## EXERCISE DIRECTIONS
Scan the material for the word "ремонт", and copy each line where it shows up.

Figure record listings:
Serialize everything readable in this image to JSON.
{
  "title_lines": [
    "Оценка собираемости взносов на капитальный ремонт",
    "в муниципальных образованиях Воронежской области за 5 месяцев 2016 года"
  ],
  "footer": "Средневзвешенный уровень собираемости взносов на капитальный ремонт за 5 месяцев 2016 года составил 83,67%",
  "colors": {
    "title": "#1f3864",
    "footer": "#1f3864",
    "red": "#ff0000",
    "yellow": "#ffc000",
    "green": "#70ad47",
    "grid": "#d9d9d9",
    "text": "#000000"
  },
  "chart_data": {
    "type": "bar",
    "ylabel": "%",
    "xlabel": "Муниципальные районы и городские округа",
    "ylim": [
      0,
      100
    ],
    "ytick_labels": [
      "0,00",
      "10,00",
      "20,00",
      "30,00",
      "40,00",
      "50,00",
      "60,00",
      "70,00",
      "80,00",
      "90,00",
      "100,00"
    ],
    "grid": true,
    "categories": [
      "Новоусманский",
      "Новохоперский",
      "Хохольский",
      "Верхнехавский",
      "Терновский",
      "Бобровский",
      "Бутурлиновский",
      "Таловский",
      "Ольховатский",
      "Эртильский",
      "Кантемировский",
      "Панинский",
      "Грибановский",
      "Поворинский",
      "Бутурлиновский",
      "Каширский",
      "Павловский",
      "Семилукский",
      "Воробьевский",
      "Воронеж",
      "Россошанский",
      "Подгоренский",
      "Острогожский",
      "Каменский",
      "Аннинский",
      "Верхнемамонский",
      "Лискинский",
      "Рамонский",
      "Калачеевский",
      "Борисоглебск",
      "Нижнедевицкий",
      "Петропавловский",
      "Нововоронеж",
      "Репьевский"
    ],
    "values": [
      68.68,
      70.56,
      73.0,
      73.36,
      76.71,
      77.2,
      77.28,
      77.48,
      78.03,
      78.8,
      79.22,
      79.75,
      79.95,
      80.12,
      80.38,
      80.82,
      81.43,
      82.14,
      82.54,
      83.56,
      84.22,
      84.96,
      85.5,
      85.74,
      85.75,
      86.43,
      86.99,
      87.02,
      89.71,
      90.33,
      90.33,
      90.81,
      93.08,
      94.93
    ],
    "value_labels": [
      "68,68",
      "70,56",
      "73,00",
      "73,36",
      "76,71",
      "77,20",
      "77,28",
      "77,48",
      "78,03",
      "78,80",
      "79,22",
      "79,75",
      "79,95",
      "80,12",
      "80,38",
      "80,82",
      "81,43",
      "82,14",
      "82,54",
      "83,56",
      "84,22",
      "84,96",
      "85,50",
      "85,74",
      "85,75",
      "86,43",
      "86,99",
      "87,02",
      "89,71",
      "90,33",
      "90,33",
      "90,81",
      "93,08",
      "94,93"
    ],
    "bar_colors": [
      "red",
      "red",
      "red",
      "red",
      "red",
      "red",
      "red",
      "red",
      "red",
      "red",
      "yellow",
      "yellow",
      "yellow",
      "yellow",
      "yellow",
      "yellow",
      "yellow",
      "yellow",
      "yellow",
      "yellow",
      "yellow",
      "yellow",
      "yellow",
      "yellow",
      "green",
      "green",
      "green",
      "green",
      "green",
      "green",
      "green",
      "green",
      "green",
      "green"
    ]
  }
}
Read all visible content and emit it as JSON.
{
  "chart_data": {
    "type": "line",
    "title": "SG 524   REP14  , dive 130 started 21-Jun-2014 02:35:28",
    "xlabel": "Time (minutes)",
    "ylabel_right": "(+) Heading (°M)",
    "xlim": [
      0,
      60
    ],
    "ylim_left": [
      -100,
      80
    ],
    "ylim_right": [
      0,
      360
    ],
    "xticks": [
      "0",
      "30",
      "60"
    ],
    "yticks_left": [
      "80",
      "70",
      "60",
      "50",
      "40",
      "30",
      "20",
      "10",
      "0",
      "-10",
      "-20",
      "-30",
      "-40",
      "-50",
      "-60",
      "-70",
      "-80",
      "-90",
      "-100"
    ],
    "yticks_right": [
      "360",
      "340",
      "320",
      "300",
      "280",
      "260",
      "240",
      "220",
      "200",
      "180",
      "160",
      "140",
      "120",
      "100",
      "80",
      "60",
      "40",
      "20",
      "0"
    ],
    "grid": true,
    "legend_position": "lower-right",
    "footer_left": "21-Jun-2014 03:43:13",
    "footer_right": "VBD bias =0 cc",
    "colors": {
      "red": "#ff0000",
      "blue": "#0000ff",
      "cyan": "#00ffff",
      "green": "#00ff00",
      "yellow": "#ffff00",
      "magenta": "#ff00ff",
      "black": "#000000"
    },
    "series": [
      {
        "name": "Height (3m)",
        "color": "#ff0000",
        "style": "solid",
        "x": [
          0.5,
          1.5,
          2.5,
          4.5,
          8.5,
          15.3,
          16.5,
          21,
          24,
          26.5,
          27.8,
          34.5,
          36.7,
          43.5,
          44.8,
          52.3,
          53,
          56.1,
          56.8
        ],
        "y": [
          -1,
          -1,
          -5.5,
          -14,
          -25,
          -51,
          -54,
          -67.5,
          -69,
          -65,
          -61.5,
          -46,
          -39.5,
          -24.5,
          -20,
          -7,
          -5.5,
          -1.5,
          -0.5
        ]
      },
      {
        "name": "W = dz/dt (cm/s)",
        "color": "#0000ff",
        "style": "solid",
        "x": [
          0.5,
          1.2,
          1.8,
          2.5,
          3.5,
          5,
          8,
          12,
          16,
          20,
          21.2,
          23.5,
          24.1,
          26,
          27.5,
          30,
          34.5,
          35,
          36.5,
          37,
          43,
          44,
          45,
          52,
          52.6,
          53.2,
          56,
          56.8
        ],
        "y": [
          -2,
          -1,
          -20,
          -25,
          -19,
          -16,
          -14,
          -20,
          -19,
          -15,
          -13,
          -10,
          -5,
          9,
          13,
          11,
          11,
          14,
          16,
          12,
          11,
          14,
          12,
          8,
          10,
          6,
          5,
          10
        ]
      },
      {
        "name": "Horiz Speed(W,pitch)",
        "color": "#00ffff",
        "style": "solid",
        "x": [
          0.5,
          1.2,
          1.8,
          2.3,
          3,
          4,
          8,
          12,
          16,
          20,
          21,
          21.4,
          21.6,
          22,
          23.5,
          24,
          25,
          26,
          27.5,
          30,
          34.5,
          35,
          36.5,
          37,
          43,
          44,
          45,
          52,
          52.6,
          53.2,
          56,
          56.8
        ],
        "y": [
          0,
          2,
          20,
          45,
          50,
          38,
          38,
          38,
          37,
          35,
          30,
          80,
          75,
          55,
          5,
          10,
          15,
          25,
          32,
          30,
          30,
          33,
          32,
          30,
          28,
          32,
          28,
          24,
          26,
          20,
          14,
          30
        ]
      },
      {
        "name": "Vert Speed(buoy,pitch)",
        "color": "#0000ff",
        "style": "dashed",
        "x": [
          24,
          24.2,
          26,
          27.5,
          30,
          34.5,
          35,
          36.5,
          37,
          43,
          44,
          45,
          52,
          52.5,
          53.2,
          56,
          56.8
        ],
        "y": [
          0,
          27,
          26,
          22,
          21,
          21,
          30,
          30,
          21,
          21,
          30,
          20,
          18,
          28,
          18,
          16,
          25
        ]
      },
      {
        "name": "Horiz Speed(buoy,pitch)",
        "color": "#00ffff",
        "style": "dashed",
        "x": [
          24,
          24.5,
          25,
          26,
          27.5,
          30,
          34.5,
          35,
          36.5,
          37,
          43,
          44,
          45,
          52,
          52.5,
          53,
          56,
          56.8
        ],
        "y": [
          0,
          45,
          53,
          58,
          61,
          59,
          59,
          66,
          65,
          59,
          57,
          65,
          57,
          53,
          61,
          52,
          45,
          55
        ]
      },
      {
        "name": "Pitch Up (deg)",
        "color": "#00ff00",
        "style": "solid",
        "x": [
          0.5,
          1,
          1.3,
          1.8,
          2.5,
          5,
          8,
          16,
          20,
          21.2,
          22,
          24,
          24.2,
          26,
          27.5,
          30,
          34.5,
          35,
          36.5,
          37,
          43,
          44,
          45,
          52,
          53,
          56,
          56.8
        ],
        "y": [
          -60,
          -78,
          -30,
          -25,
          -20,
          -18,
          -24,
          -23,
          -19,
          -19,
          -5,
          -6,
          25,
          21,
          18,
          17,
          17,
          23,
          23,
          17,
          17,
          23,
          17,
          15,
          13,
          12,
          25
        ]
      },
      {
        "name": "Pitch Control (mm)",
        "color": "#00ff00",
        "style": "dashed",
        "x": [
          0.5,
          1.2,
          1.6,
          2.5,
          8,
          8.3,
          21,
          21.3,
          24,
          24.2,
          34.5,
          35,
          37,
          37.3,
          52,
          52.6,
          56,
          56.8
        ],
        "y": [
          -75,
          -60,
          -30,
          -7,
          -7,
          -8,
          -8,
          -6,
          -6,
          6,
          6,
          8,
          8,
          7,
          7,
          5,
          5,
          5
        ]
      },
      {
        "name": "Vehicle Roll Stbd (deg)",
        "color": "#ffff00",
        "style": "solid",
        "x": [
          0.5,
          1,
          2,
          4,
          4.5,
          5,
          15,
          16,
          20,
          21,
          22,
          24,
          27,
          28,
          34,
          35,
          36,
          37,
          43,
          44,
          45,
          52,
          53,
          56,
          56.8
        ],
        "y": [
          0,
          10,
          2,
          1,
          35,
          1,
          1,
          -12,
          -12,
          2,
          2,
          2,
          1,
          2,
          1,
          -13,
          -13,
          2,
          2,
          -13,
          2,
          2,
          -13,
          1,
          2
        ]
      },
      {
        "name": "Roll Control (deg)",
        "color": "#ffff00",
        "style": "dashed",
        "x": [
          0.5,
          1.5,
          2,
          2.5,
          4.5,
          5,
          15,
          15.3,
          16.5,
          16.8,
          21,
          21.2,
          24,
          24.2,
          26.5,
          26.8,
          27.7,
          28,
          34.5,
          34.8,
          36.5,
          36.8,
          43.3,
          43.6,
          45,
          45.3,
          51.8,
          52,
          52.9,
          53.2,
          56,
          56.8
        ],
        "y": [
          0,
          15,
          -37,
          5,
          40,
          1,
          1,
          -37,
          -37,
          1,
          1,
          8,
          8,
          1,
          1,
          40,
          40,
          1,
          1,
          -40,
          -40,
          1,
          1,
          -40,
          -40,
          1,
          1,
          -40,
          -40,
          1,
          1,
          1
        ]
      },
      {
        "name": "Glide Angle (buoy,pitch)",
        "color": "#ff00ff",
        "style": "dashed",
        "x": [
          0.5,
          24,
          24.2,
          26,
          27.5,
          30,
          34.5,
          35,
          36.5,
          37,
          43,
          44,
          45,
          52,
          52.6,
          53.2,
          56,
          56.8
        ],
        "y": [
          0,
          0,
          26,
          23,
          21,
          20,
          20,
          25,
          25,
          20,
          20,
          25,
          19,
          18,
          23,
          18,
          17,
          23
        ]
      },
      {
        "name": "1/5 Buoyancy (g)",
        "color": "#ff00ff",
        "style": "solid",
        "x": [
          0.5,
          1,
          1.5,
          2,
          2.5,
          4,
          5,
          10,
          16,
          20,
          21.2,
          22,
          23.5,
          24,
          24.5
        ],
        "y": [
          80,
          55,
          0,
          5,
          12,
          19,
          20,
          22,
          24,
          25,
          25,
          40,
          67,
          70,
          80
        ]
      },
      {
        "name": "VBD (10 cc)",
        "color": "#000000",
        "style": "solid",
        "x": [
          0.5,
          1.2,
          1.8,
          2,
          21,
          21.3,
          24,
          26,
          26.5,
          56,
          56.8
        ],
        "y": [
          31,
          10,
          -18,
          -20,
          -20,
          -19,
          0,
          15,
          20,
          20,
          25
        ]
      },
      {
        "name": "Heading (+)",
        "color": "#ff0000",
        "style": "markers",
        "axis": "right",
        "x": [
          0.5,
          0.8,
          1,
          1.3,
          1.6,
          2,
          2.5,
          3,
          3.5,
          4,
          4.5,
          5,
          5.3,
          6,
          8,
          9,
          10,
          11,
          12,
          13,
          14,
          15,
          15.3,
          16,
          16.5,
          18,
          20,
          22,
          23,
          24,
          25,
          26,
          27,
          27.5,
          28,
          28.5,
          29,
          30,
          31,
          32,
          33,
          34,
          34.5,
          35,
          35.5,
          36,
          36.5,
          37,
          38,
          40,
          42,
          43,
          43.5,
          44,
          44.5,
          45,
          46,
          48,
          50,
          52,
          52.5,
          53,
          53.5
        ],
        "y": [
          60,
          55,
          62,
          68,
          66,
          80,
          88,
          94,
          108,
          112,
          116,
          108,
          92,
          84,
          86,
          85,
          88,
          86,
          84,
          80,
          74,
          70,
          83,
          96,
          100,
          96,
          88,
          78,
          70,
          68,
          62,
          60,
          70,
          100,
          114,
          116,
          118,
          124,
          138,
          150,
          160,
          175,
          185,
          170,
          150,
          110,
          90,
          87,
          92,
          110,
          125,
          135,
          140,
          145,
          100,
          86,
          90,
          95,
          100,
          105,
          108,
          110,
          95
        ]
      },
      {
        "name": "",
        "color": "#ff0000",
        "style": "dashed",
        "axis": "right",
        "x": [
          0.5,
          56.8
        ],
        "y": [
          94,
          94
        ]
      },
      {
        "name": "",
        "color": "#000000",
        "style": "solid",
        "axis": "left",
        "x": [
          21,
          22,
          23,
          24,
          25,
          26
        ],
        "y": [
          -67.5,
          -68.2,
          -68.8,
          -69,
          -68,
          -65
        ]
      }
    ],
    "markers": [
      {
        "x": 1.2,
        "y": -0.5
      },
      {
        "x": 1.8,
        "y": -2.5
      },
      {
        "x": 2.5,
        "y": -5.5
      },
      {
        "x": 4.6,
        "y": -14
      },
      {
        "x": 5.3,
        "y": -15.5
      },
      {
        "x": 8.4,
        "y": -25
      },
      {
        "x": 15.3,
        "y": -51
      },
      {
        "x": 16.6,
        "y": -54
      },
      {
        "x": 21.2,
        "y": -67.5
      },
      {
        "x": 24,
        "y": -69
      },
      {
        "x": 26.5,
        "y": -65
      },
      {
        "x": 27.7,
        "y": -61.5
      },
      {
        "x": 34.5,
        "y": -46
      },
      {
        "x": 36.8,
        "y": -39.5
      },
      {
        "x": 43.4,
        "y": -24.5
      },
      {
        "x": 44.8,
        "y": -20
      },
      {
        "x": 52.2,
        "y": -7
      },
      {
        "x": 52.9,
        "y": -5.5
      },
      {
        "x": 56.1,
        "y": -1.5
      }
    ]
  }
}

## RESULT FOR THIS TASK
    "Оценка собираемости взносов на капитальный ремонт",
  "footer": "Средневзвешенный уровень собираемости взносов на капитальный ремонт за 5 месяцев 2016 года составил 83,67%",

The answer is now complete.